**RECORD SET:**
● ● ● ● ● ● ●
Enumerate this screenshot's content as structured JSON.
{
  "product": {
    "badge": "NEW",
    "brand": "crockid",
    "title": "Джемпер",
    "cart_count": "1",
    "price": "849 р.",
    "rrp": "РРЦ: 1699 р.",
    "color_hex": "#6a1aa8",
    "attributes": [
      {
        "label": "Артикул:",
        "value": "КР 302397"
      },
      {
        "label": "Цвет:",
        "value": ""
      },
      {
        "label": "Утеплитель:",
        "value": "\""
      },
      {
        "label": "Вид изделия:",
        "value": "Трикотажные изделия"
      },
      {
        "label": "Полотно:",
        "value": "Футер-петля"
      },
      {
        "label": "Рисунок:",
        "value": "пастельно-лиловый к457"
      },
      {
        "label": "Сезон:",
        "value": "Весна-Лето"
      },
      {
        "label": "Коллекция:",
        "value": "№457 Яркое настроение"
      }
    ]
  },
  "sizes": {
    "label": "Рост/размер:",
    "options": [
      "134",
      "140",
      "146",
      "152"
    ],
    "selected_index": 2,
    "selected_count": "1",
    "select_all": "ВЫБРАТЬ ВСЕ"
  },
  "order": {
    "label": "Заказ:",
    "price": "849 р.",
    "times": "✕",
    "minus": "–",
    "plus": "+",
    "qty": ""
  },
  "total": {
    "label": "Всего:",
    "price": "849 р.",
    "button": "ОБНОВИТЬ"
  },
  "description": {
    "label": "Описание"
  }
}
● ● ● ● ● ● ●
**REQUIRED WORK:** Repeat the listing above without any change.

**RESPONSE:**
Enumerate this screenshot's content as structured JSON.
{
  "product": {
    "badge": "NEW",
    "brand": "crockid",
    "title": "Джемпер",
    "cart_count": "1",
    "price": "849 р.",
    "rrp": "РРЦ: 1699 р.",
    "color_hex": "#6a1aa8",
    "attributes": [
      {
        "label": "Артикул:",
        "value": "КР 302397"
      },
      {
        "label": "Цвет:",
        "value": ""
      },
      {
        "label": "Утеплитель:",
        "value": "\""
      },
      {
        "label": "Вид изделия:",
        "value": "Трикотажные изделия"
      },
      {
        "label": "Полотно:",
        "value": "Футер-петля"
      },
      {
        "label": "Рисунок:",
        "value": "пастельно-лиловый к457"
      },
      {
        "label": "Сезон:",
        "value": "Весна-Лето"
      },
      {
        "label": "Коллекция:",
        "value": "№457 Яркое настроение"
      }
    ]
  },
  "sizes": {
    "label": "Рост/размер:",
    "options": [
      "134",
      "140",
      "146",
      "152"
    ],
    "selected_index": 2,
    "selected_count": "1",
    "select_all": "ВЫБРАТЬ ВСЕ"
  },
  "order": {
    "label": "Заказ:",
    "price": "849 р.",
    "times": "✕",
    "minus": "–",
    "plus": "+",
    "qty": ""
  },
  "total": {
    "label": "Всего:",
    "price": "849 р.",
    "button": "ОБНОВИТЬ"
  },
  "description": {
    "label": "Описание"
  }
}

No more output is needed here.